(Stored records)
◆ ◆ ◆

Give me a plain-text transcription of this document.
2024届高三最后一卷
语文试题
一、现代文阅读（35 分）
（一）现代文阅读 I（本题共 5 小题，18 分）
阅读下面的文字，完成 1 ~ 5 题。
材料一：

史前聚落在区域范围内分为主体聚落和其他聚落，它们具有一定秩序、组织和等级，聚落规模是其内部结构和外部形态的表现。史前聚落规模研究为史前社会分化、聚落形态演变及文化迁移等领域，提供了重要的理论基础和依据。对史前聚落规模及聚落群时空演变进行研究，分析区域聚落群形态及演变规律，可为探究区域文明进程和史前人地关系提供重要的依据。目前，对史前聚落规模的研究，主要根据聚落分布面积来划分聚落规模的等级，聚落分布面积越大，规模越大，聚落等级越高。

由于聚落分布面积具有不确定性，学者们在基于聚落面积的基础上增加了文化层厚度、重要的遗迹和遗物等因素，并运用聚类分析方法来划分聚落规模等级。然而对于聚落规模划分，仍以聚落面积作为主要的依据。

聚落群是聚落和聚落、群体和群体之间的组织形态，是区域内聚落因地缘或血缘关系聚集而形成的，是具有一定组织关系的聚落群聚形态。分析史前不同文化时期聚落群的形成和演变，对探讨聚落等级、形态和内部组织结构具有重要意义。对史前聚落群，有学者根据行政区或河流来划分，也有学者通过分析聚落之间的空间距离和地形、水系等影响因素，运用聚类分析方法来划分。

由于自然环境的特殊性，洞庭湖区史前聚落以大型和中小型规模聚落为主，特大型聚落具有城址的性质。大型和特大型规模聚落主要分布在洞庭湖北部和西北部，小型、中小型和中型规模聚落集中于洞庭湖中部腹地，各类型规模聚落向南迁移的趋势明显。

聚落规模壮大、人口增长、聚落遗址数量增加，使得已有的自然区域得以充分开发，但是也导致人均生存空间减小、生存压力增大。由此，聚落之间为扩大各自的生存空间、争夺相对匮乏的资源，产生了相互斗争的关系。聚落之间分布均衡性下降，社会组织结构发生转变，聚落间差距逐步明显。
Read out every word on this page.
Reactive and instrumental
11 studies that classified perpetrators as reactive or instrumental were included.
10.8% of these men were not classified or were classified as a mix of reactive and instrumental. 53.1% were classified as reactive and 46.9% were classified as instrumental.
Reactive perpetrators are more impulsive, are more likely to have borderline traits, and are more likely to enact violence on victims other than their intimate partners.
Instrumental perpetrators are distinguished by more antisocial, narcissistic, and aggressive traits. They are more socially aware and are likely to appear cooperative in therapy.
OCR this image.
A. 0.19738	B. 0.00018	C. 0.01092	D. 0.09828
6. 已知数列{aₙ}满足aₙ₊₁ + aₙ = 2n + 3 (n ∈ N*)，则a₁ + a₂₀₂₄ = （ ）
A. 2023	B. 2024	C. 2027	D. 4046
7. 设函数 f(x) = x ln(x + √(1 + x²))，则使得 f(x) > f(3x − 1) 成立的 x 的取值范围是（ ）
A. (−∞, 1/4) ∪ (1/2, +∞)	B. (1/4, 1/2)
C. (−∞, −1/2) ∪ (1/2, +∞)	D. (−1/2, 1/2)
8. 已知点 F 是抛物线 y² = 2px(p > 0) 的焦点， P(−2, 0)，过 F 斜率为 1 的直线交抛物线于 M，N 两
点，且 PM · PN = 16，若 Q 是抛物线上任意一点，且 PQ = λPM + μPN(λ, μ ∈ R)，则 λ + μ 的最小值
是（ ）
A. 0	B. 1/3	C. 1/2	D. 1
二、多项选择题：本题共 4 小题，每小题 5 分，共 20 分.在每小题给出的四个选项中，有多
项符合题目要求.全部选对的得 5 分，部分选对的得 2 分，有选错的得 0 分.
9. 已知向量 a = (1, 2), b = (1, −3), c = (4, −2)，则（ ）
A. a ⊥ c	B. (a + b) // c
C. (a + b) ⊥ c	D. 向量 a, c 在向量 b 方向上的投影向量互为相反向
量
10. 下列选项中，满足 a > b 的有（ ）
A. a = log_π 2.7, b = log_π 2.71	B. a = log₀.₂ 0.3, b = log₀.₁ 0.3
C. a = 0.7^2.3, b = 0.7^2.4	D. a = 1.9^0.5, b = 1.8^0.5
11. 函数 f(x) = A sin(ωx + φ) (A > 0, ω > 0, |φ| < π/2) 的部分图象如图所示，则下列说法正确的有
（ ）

◆ ◆ ◆

**Exercise prompt**
Reproduce the records in full, exactly as written.

**Task result**
Give me a plain-text transcription of this document.
2024届高三最后一卷
语文试题
一、现代文阅读（35 分）
（一）现代文阅读 I（本题共 5 小题，18 分）
阅读下面的文字，完成 1 ~ 5 题。
材料一：

史前聚落在区域范围内分为主体聚落和其他聚落，它们具有一定秩序、组织和等级，聚落规模是其内部结构和外部形态的表现。史前聚落规模研究为史前社会分化、聚落形态演变及文化迁移等领域，提供了重要的理论基础和依据。对史前聚落规模及聚落群时空演变进行研究，分析区域聚落群形态及演变规律，可为探究区域文明进程和史前人地关系提供重要的依据。目前，对史前聚落规模的研究，主要根据聚落分布面积来划分聚落规模的等级，聚落分布面积越大，规模越大，聚落等级越高。

由于聚落分布面积具有不确定性，学者们在基于聚落面积的基础上增加了文化层厚度、重要的遗迹和遗物等因素，并运用聚类分析方法来划分聚落规模等级。然而对于聚落规模划分，仍以聚落面积作为主要的依据。

聚落群是聚落和聚落、群体和群体之间的组织形态，是区域内聚落因地缘或血缘关系聚集而形成的，是具有一定组织关系的聚落群聚形态。分析史前不同文化时期聚落群的形成和演变，对探讨聚落等级、形态和内部组织结构具有重要意义。对史前聚落群，有学者根据行政区或河流来划分，也有学者通过分析聚落之间的空间距离和地形、水系等影响因素，运用聚类分析方法来划分。

由于自然环境的特殊性，洞庭湖区史前聚落以大型和中小型规模聚落为主，特大型聚落具有城址的性质。大型和特大型规模聚落主要分布在洞庭湖北部和西北部，小型、中小型和中型规模聚落集中于洞庭湖中部腹地，各类型规模聚落向南迁移的趋势明显。

聚落规模壮大、人口增长、聚落遗址数量增加，使得已有的自然区域得以充分开发，但是也导致人均生存空间减小、生存压力增大。由此，聚落之间为扩大各自的生存空间、争夺相对匮乏的资源，产生了相互斗争的关系。聚落之间分布均衡性下降，社会组织结构发生转变，聚落间差距逐步明显。
Read out every word on this page.
Reactive and instrumental
11 studies that classified perpetrators as reactive or instrumental were included.
10.8% of these men were not classified or were classified as a mix of reactive and instrumental. 53.1% were classified as reactive and 46.9% were classified as instrumental.
Reactive perpetrators are more impulsive, are more likely to have borderline traits, and are more likely to enact violence on victims other than their intimate partners.
Instrumental perpetrators are distinguished by more antisocial, narcissistic, and aggressive traits. They are more socially aware and are likely to appear cooperative in therapy.
OCR this image.
A. 0.19738	B. 0.00018	C. 0.01092	D. 0.09828
6. 已知数列{aₙ}满足aₙ₊₁ + aₙ = 2n + 3 (n ∈ N*)，则a₁ + a₂₀₂₄ = （ ）
A. 2023	B. 2024	C. 2027	D. 4046
7. 设函数 f(x) = x ln(x + √(1 + x²))，则使得 f(x) > f(3x − 1) 成立的 x 的取值范围是（ ）
A. (−∞, 1/4) ∪ (1/2, +∞)	B. (1/4, 1/2)
C. (−∞, −1/2) ∪ (1/2, +∞)	D. (−1/2, 1/2)
8. 已知点 F 是抛物线 y² = 2px(p > 0) 的焦点， P(−2, 0)，过 F 斜率为 1 的直线交抛物线于 M，N 两
点，且 PM · PN = 16，若 Q 是抛物线上任意一点，且 PQ = λPM + μPN(λ, μ ∈ R)，则 λ + μ 的最小值
是（ ）
A. 0	B. 1/3	C. 1/2	D. 1
二、多项选择题：本题共 4 小题，每小题 5 分，共 20 分.在每小题给出的四个选项中，有多
项符合题目要求.全部选对的得 5 分，部分选对的得 2 分，有选错的得 0 分.
9. 已知向量 a = (1, 2), b = (1, −3), c = (4, −2)，则（ ）
A. a ⊥ c	B. (a + b) // c
C. (a + b) ⊥ c	D. 向量 a, c 在向量 b 方向上的投影向量互为相反向
量
10. 下列选项中，满足 a > b 的有（ ）
A. a = log_π 2.7, b = log_π 2.71	B. a = log₀.₂ 0.3, b = log₀.₁ 0.3
C. a = 0.7^2.3, b = 0.7^2.4	D. a = 1.9^0.5, b = 1.8^0.5
11. 函数 f(x) = A sin(ωx + φ) (A > 0, ω > 0, |φ| < π/2) 的部分图象如图所示，则下列说法正确的有
（ ）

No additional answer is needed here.